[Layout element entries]
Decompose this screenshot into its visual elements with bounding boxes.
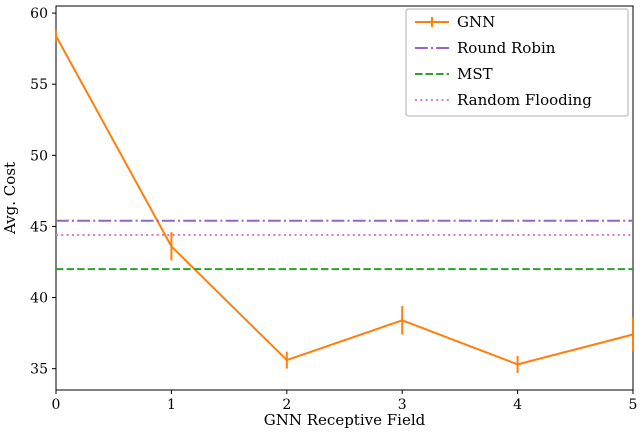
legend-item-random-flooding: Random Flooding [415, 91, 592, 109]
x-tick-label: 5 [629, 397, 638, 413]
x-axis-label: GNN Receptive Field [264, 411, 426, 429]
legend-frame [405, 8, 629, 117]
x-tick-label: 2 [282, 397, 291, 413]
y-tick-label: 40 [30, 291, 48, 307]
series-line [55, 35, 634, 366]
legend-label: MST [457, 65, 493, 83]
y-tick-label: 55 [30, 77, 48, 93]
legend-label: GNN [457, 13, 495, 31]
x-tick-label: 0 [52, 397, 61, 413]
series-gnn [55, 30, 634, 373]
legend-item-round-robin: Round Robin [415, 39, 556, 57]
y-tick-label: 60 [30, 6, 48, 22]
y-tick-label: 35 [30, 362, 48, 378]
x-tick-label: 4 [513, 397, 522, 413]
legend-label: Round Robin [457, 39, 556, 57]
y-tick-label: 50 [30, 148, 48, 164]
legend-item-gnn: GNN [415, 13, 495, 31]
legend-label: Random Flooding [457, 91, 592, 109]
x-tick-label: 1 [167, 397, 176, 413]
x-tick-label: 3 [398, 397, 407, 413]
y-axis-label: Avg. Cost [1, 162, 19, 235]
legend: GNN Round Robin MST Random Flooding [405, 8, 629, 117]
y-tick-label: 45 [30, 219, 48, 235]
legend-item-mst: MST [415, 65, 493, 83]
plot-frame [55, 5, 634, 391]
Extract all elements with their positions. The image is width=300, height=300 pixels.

---

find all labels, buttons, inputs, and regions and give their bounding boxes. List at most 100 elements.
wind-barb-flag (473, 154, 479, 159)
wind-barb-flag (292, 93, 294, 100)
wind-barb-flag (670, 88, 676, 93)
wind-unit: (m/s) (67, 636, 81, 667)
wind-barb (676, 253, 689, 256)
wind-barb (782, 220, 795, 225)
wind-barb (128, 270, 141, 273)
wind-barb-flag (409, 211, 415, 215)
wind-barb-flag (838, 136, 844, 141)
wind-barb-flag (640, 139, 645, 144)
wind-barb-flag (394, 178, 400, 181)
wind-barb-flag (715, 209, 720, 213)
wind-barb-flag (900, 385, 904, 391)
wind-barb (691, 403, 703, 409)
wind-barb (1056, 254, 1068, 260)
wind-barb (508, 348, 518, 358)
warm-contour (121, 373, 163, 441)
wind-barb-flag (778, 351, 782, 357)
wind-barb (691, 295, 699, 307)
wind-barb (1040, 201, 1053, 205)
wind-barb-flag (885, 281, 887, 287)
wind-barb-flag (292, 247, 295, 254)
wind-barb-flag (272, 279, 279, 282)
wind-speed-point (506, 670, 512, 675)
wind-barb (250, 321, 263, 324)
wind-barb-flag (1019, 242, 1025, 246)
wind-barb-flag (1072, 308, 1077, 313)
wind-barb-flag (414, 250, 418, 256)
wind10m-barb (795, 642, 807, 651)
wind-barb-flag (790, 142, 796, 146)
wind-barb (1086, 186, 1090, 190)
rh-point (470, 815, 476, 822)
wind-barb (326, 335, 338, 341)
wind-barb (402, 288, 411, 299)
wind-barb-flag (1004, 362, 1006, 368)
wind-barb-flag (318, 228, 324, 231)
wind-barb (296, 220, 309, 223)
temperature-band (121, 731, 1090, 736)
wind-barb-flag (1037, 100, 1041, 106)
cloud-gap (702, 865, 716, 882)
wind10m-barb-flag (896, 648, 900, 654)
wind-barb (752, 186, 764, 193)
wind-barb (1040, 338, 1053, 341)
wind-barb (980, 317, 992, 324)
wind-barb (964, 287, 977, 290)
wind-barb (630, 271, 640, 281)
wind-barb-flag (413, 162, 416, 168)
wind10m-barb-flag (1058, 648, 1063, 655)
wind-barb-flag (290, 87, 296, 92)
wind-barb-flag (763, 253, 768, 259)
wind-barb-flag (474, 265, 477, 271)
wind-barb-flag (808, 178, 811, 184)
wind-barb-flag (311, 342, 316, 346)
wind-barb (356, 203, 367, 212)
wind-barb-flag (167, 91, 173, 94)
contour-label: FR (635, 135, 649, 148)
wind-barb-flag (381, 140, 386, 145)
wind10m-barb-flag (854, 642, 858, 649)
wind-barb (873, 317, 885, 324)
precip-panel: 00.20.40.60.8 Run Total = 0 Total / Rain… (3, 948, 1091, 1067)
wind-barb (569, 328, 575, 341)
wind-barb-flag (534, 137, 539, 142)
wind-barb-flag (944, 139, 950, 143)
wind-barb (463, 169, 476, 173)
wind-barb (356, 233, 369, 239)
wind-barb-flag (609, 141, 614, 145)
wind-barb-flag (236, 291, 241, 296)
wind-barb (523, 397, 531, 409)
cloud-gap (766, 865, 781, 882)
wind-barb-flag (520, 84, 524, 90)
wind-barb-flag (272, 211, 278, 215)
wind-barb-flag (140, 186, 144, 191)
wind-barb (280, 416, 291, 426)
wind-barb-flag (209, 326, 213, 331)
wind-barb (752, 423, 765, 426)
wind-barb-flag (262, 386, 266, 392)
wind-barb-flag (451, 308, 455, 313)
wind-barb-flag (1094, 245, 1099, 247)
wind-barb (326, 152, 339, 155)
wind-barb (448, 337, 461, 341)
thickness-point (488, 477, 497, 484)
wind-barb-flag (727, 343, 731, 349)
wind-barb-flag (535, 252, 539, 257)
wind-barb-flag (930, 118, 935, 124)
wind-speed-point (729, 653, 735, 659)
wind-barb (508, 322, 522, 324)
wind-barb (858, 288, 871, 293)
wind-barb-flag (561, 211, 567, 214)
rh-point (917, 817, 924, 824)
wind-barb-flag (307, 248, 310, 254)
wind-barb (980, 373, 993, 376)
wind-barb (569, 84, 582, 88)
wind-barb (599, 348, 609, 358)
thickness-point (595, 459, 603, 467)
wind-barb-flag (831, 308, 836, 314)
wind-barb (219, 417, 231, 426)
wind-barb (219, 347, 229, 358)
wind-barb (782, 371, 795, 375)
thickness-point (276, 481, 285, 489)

**What is expected**: Swap every "legend-label" for "legend-text" in the item lines starting at the line containing "Decompose this screenshot" and ending at the line containing "Extract all elements", leaving everything else unchanged. Omit the pictures from your answer.

**Task answer**:
Decompose this screenshot into its visual elements with bounding boxes.
legend-item-random-flooding: Random Flooding [415, 91, 592, 109]
x-tick-label: 5 [629, 397, 638, 413]
x-axis-label: GNN Receptive Field [264, 411, 426, 429]
legend-frame [405, 8, 629, 117]
x-tick-label: 2 [282, 397, 291, 413]
y-tick-label: 40 [30, 291, 48, 307]
series-line [55, 35, 634, 366]
legend-text: MST [457, 65, 493, 83]
y-tick-label: 55 [30, 77, 48, 93]
legend-text: GNN [457, 13, 495, 31]
x-tick-label: 0 [52, 397, 61, 413]
series-gnn [55, 30, 634, 373]
legend-item-round-robin: Round Robin [415, 39, 556, 57]
y-tick-label: 60 [30, 6, 48, 22]
y-tick-label: 35 [30, 362, 48, 378]
x-tick-label: 4 [513, 397, 522, 413]
legend-text: Round Robin [457, 39, 556, 57]
y-tick-label: 50 [30, 148, 48, 164]
legend-item-gnn: GNN [415, 13, 495, 31]
legend-text: Random Flooding [457, 91, 592, 109]
x-tick-label: 1 [167, 397, 176, 413]
x-tick-label: 3 [398, 397, 407, 413]
y-axis-label: Avg. Cost [1, 162, 19, 235]
legend: GNN Round Robin MST Random Flooding [405, 8, 629, 117]
y-tick-label: 45 [30, 219, 48, 235]
legend-item-mst: MST [415, 65, 493, 83]
plot-frame [55, 5, 634, 391]
Extract all elements with their positions. The image is width=300, height=300 pixels.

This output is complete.